_Written request_
Locate the word "https" in the data below, then copy every line that holds it.

_Material_
--

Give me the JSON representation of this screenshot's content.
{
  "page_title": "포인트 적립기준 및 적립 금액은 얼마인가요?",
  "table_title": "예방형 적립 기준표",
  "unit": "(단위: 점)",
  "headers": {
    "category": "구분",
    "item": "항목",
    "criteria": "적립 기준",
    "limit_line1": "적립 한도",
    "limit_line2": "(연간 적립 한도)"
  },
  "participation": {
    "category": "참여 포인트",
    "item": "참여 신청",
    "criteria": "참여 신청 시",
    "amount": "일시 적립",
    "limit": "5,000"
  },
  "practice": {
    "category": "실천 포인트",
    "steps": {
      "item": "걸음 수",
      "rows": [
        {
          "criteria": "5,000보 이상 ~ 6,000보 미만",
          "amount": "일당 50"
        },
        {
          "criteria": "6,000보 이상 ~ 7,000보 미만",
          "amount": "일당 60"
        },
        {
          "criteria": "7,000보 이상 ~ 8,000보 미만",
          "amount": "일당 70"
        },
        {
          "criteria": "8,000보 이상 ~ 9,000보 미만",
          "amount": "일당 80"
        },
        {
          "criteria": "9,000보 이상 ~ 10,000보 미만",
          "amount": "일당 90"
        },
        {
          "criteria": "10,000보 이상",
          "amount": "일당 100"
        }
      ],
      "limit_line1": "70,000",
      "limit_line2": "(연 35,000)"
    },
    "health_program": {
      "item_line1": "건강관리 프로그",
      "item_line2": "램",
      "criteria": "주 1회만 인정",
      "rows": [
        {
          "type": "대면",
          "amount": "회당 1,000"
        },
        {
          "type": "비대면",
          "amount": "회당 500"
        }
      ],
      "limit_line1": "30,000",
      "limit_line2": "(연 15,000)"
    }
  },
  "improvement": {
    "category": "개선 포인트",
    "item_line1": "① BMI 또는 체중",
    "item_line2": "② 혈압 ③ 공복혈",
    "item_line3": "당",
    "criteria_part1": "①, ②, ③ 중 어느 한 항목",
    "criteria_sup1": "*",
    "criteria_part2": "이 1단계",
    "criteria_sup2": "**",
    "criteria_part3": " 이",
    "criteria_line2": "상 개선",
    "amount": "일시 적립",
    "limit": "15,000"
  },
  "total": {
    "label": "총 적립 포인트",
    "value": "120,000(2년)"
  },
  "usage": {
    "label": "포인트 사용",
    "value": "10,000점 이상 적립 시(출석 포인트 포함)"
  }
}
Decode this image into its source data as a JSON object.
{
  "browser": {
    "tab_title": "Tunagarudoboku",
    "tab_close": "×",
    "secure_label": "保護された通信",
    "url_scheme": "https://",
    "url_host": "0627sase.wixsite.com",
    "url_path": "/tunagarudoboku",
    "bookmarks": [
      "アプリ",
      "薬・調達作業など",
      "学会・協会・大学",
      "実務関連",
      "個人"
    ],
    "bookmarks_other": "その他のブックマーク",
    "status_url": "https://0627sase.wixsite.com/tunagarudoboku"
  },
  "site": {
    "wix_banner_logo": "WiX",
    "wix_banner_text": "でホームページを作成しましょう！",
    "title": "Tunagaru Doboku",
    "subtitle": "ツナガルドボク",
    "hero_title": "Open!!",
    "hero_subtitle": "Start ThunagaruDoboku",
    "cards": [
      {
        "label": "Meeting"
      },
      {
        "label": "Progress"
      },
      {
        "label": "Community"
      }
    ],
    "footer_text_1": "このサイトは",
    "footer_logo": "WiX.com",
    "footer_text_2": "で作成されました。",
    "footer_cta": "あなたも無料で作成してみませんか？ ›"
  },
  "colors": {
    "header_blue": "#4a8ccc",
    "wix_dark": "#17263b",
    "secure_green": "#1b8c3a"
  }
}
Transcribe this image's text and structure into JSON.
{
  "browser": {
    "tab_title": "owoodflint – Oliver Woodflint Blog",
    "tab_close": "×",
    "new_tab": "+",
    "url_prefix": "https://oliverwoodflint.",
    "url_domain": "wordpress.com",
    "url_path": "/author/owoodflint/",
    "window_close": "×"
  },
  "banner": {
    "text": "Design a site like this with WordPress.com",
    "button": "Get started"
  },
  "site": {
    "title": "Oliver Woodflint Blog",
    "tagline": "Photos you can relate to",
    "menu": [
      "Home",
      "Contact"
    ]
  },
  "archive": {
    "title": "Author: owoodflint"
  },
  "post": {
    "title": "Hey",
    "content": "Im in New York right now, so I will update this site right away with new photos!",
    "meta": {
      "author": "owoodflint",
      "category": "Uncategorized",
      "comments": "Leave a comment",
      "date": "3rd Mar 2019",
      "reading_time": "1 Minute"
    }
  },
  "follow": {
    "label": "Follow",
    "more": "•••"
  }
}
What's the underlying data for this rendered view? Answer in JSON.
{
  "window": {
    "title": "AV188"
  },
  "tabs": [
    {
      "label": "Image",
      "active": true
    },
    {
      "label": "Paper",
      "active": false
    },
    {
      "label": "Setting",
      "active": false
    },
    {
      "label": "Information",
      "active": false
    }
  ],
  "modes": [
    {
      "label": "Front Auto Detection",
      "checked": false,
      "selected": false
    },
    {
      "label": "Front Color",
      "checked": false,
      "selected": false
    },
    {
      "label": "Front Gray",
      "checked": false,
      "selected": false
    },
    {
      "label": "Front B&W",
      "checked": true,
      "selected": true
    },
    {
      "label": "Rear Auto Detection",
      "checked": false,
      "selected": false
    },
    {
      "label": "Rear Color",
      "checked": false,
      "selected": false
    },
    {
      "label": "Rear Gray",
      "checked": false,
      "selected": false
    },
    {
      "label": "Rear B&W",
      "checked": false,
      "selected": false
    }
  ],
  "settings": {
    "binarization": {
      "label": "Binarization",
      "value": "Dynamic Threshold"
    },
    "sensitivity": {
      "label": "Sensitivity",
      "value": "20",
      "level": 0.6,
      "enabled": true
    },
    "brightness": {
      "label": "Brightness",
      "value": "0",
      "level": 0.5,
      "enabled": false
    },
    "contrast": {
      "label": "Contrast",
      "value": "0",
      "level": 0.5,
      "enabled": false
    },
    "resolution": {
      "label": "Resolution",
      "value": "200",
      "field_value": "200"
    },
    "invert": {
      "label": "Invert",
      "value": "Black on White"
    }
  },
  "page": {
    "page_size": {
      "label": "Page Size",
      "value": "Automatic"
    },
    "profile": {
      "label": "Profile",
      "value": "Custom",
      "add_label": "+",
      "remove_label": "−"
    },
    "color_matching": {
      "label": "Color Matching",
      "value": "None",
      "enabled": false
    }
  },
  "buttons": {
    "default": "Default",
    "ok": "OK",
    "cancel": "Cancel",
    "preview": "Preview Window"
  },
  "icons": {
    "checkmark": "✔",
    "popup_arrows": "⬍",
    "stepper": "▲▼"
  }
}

--

_Reply to the exercise_
    "url_scheme": "https://",
    "status_url": "https://0627sase.wixsite.com/tunagarudoboku"
    "url_prefix": "https://oliverwoodflint.",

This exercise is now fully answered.